## [Dataset listings of figures]
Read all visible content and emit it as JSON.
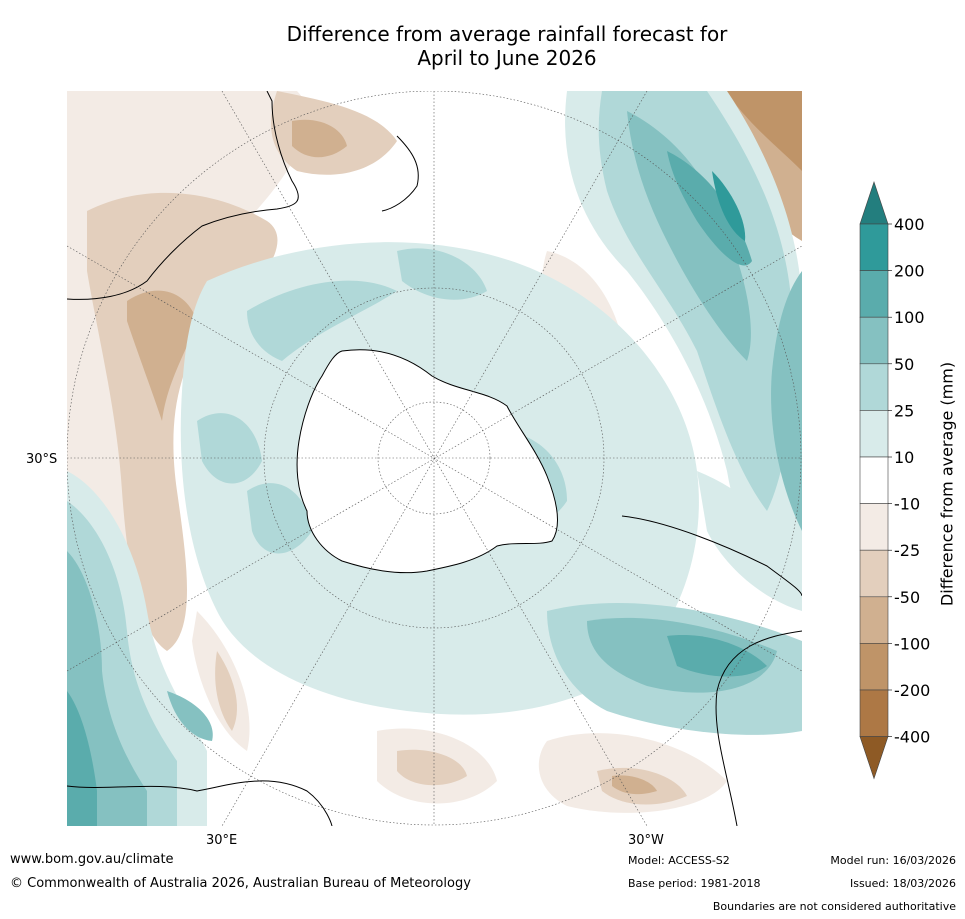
{
  "title": {
    "line1": "Difference from average rainfall forecast for",
    "line2": "April to June 2026"
  },
  "map": {
    "lat_label": "30°S",
    "lon_label_left": "30°E",
    "lon_label_right": "30°W"
  },
  "colorbar": {
    "title": "Difference from average (mm)",
    "ticks": [
      "400",
      "200",
      "100",
      "50",
      "25",
      "10",
      "-10",
      "-25",
      "-50",
      "-100",
      "-200",
      "-400"
    ],
    "colors": {
      "over": "#237e7e",
      "c400": "#2f9a9a",
      "c200": "#5aacac",
      "c100": "#85c1c1",
      "c50": "#b0d8d8",
      "c25": "#d8ebea",
      "c10": "#ffffff",
      "m10": "#f3ebe5",
      "m25": "#e3cfbd",
      "m50": "#d0b090",
      "m100": "#bf9468",
      "m200": "#ad7845",
      "under": "#8e5a25"
    }
  },
  "footer": {
    "website": "www.bom.gov.au/climate",
    "copyright": "© Commonwealth of Australia 2026, Australian Bureau of Meteorology",
    "model": "Model: ACCESS-S2",
    "base_period": "Base period: 1981-2018",
    "model_run": "Model run: 16/03/2026",
    "issued": "Issued: 18/03/2026",
    "disclaimer": "Boundaries are not considered authoritative"
  }
}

## [Aim of the task]
How many lines in the records above contain the word "Model"? Give only the number.

## [Task output]
2